In the copy, include every entry exactly but none of the images.

━━━━━━━━━━━━━━━━━━━━

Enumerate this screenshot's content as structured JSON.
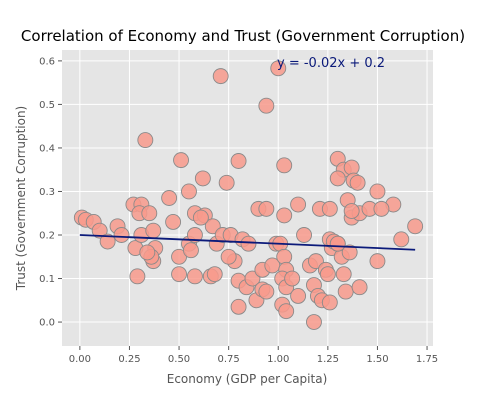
{
  "chart_data": {
    "type": "scatter",
    "title": "Correlation of Economy and Trust (Government Corruption)",
    "xlabel": "Economy (GDP per Capita)",
    "ylabel": "Trust (Government Corruption)",
    "xlim": [
      -0.09,
      1.78
    ],
    "ylim": [
      -0.055,
      0.625
    ],
    "x_ticks": [
      0.0,
      0.25,
      0.5,
      0.75,
      1.0,
      1.25,
      1.5,
      1.75
    ],
    "x_tick_labels": [
      "0.00",
      "0.25",
      "0.50",
      "0.75",
      "1.00",
      "1.25",
      "1.50",
      "1.75"
    ],
    "y_ticks": [
      0.0,
      0.1,
      0.2,
      0.3,
      0.4,
      0.5,
      0.6
    ],
    "y_tick_labels": [
      "0.0",
      "0.1",
      "0.2",
      "0.3",
      "0.4",
      "0.5",
      "0.6"
    ],
    "grid": true,
    "style": "ggplot",
    "colors": {
      "points": "#f89a8c",
      "point_edge": "#8a8a8a",
      "regression": "#0b1a7a",
      "annotation": "#0b1a7a",
      "panel": "#e5e5e5",
      "grid": "#ffffff"
    },
    "annotation": "y = -0.02x + 0.2",
    "regression": {
      "slope": -0.02,
      "intercept": 0.2,
      "x_range": [
        0.0,
        1.69
      ]
    },
    "points": [
      [
        0.71,
        0.565
      ],
      [
        0.94,
        0.497
      ],
      [
        0.33,
        0.418
      ],
      [
        1.0,
        0.583
      ],
      [
        0.51,
        0.372
      ],
      [
        0.8,
        0.37
      ],
      [
        1.03,
        0.36
      ],
      [
        1.3,
        0.375
      ],
      [
        0.62,
        0.33
      ],
      [
        0.74,
        0.32
      ],
      [
        1.33,
        0.35
      ],
      [
        1.37,
        0.355
      ],
      [
        1.3,
        0.33
      ],
      [
        1.38,
        0.325
      ],
      [
        1.4,
        0.32
      ],
      [
        0.45,
        0.285
      ],
      [
        0.55,
        0.3
      ],
      [
        1.1,
        0.27
      ],
      [
        1.5,
        0.3
      ],
      [
        1.35,
        0.28
      ],
      [
        0.27,
        0.27
      ],
      [
        0.31,
        0.27
      ],
      [
        0.3,
        0.25
      ],
      [
        0.35,
        0.25
      ],
      [
        0.58,
        0.25
      ],
      [
        0.63,
        0.245
      ],
      [
        0.67,
        0.22
      ],
      [
        0.9,
        0.26
      ],
      [
        0.94,
        0.26
      ],
      [
        1.03,
        0.245
      ],
      [
        1.21,
        0.26
      ],
      [
        1.26,
        0.26
      ],
      [
        1.37,
        0.24
      ],
      [
        1.41,
        0.25
      ],
      [
        1.46,
        0.26
      ],
      [
        1.58,
        0.27
      ],
      [
        1.52,
        0.26
      ],
      [
        1.37,
        0.255
      ],
      [
        0.01,
        0.24
      ],
      [
        0.03,
        0.235
      ],
      [
        0.07,
        0.23
      ],
      [
        0.1,
        0.21
      ],
      [
        0.14,
        0.185
      ],
      [
        0.19,
        0.22
      ],
      [
        0.21,
        0.2
      ],
      [
        0.28,
        0.17
      ],
      [
        0.31,
        0.2
      ],
      [
        0.37,
        0.21
      ],
      [
        0.38,
        0.17
      ],
      [
        0.37,
        0.14
      ],
      [
        0.36,
        0.15
      ],
      [
        0.34,
        0.16
      ],
      [
        0.47,
        0.23
      ],
      [
        0.5,
        0.15
      ],
      [
        0.5,
        0.11
      ],
      [
        0.55,
        0.18
      ],
      [
        0.56,
        0.165
      ],
      [
        0.58,
        0.105
      ],
      [
        0.58,
        0.2
      ],
      [
        0.61,
        0.24
      ],
      [
        0.66,
        0.105
      ],
      [
        0.68,
        0.11
      ],
      [
        0.69,
        0.18
      ],
      [
        0.72,
        0.2
      ],
      [
        0.76,
        0.2
      ],
      [
        0.78,
        0.14
      ],
      [
        0.75,
        0.15
      ],
      [
        0.8,
        0.095
      ],
      [
        0.82,
        0.19
      ],
      [
        0.85,
        0.18
      ],
      [
        0.8,
        0.035
      ],
      [
        0.84,
        0.08
      ],
      [
        0.87,
        0.1
      ],
      [
        0.89,
        0.05
      ],
      [
        0.92,
        0.075
      ],
      [
        0.92,
        0.12
      ],
      [
        0.94,
        0.07
      ],
      [
        0.97,
        0.13
      ],
      [
        0.99,
        0.18
      ],
      [
        1.01,
        0.18
      ],
      [
        1.03,
        0.15
      ],
      [
        1.04,
        0.12
      ],
      [
        1.02,
        0.1
      ],
      [
        1.04,
        0.08
      ],
      [
        1.07,
        0.1
      ],
      [
        1.02,
        0.04
      ],
      [
        1.04,
        0.025
      ],
      [
        1.1,
        0.06
      ],
      [
        1.13,
        0.2
      ],
      [
        1.16,
        0.13
      ],
      [
        1.19,
        0.14
      ],
      [
        1.18,
        0.085
      ],
      [
        1.2,
        0.06
      ],
      [
        1.22,
        0.05
      ],
      [
        1.24,
        0.12
      ],
      [
        1.25,
        0.11
      ],
      [
        1.27,
        0.17
      ],
      [
        1.26,
        0.19
      ],
      [
        1.28,
        0.185
      ],
      [
        1.3,
        0.18
      ],
      [
        1.32,
        0.15
      ],
      [
        1.33,
        0.11
      ],
      [
        1.34,
        0.07
      ],
      [
        1.36,
        0.16
      ],
      [
        1.41,
        0.08
      ],
      [
        1.5,
        0.14
      ],
      [
        1.62,
        0.19
      ],
      [
        1.69,
        0.22
      ],
      [
        1.18,
        0.0
      ],
      [
        1.26,
        0.045
      ],
      [
        1.3,
        0.18
      ],
      [
        0.29,
        0.105
      ]
    ]
  }
}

━━━━━━━━━━━━━━━━━━━━

**WRITTEN RESPONSE**
Enumerate this screenshot's content as structured JSON.
{
  "chart_data": {
    "type": "scatter",
    "title": "Correlation of Economy and Trust (Government Corruption)",
    "xlabel": "Economy (GDP per Capita)",
    "ylabel": "Trust (Government Corruption)",
    "xlim": [
      -0.09,
      1.78
    ],
    "ylim": [
      -0.055,
      0.625
    ],
    "x_ticks": [
      0.0,
      0.25,
      0.5,
      0.75,
      1.0,
      1.25,
      1.5,
      1.75
    ],
    "x_tick_labels": [
      "0.00",
      "0.25",
      "0.50",
      "0.75",
      "1.00",
      "1.25",
      "1.50",
      "1.75"
    ],
    "y_ticks": [
      0.0,
      0.1,
      0.2,
      0.3,
      0.4,
      0.5,
      0.6
    ],
    "y_tick_labels": [
      "0.0",
      "0.1",
      "0.2",
      "0.3",
      "0.4",
      "0.5",
      "0.6"
    ],
    "grid": true,
    "style": "ggplot",
    "colors": {
      "points": "#f89a8c",
      "point_edge": "#8a8a8a",
      "regression": "#0b1a7a",
      "annotation": "#0b1a7a",
      "panel": "#e5e5e5",
      "grid": "#ffffff"
    },
    "annotation": "y = -0.02x + 0.2",
    "regression": {
      "slope": -0.02,
      "intercept": 0.2,
      "x_range": [
        0.0,
        1.69
      ]
    },
    "points": [
      [
        0.71,
        0.565
      ],
      [
        0.94,
        0.497
      ],
      [
        0.33,
        0.418
      ],
      [
        1.0,
        0.583
      ],
      [
        0.51,
        0.372
      ],
      [
        0.8,
        0.37
      ],
      [
        1.03,
        0.36
      ],
      [
        1.3,
        0.375
      ],
      [
        0.62,
        0.33
      ],
      [
        0.74,
        0.32
      ],
      [
        1.33,
        0.35
      ],
      [
        1.37,
        0.355
      ],
      [
        1.3,
        0.33
      ],
      [
        1.38,
        0.325
      ],
      [
        1.4,
        0.32
      ],
      [
        0.45,
        0.285
      ],
      [
        0.55,
        0.3
      ],
      [
        1.1,
        0.27
      ],
      [
        1.5,
        0.3
      ],
      [
        1.35,
        0.28
      ],
      [
        0.27,
        0.27
      ],
      [
        0.31,
        0.27
      ],
      [
        0.3,
        0.25
      ],
      [
        0.35,
        0.25
      ],
      [
        0.58,
        0.25
      ],
      [
        0.63,
        0.245
      ],
      [
        0.67,
        0.22
      ],
      [
        0.9,
        0.26
      ],
      [
        0.94,
        0.26
      ],
      [
        1.03,
        0.245
      ],
      [
        1.21,
        0.26
      ],
      [
        1.26,
        0.26
      ],
      [
        1.37,
        0.24
      ],
      [
        1.41,
        0.25
      ],
      [
        1.46,
        0.26
      ],
      [
        1.58,
        0.27
      ],
      [
        1.52,
        0.26
      ],
      [
        1.37,
        0.255
      ],
      [
        0.01,
        0.24
      ],
      [
        0.03,
        0.235
      ],
      [
        0.07,
        0.23
      ],
      [
        0.1,
        0.21
      ],
      [
        0.14,
        0.185
      ],
      [
        0.19,
        0.22
      ],
      [
        0.21,
        0.2
      ],
      [
        0.28,
        0.17
      ],
      [
        0.31,
        0.2
      ],
      [
        0.37,
        0.21
      ],
      [
        0.38,
        0.17
      ],
      [
        0.37,
        0.14
      ],
      [
        0.36,
        0.15
      ],
      [
        0.34,
        0.16
      ],
      [
        0.47,
        0.23
      ],
      [
        0.5,
        0.15
      ],
      [
        0.5,
        0.11
      ],
      [
        0.55,
        0.18
      ],
      [
        0.56,
        0.165
      ],
      [
        0.58,
        0.105
      ],
      [
        0.58,
        0.2
      ],
      [
        0.61,
        0.24
      ],
      [
        0.66,
        0.105
      ],
      [
        0.68,
        0.11
      ],
      [
        0.69,
        0.18
      ],
      [
        0.72,
        0.2
      ],
      [
        0.76,
        0.2
      ],
      [
        0.78,
        0.14
      ],
      [
        0.75,
        0.15
      ],
      [
        0.8,
        0.095
      ],
      [
        0.82,
        0.19
      ],
      [
        0.85,
        0.18
      ],
      [
        0.8,
        0.035
      ],
      [
        0.84,
        0.08
      ],
      [
        0.87,
        0.1
      ],
      [
        0.89,
        0.05
      ],
      [
        0.92,
        0.075
      ],
      [
        0.92,
        0.12
      ],
      [
        0.94,
        0.07
      ],
      [
        0.97,
        0.13
      ],
      [
        0.99,
        0.18
      ],
      [
        1.01,
        0.18
      ],
      [
        1.03,
        0.15
      ],
      [
        1.04,
        0.12
      ],
      [
        1.02,
        0.1
      ],
      [
        1.04,
        0.08
      ],
      [
        1.07,
        0.1
      ],
      [
        1.02,
        0.04
      ],
      [
        1.04,
        0.025
      ],
      [
        1.1,
        0.06
      ],
      [
        1.13,
        0.2
      ],
      [
        1.16,
        0.13
      ],
      [
        1.19,
        0.14
      ],
      [
        1.18,
        0.085
      ],
      [
        1.2,
        0.06
      ],
      [
        1.22,
        0.05
      ],
      [
        1.24,
        0.12
      ],
      [
        1.25,
        0.11
      ],
      [
        1.27,
        0.17
      ],
      [
        1.26,
        0.19
      ],
      [
        1.28,
        0.185
      ],
      [
        1.3,
        0.18
      ],
      [
        1.32,
        0.15
      ],
      [
        1.33,
        0.11
      ],
      [
        1.34,
        0.07
      ],
      [
        1.36,
        0.16
      ],
      [
        1.41,
        0.08
      ],
      [
        1.5,
        0.14
      ],
      [
        1.62,
        0.19
      ],
      [
        1.69,
        0.22
      ],
      [
        1.18,
        0.0
      ],
      [
        1.26,
        0.045
      ],
      [
        1.3,
        0.18
      ],
      [
        0.29,
        0.105
      ]
    ]
  }
}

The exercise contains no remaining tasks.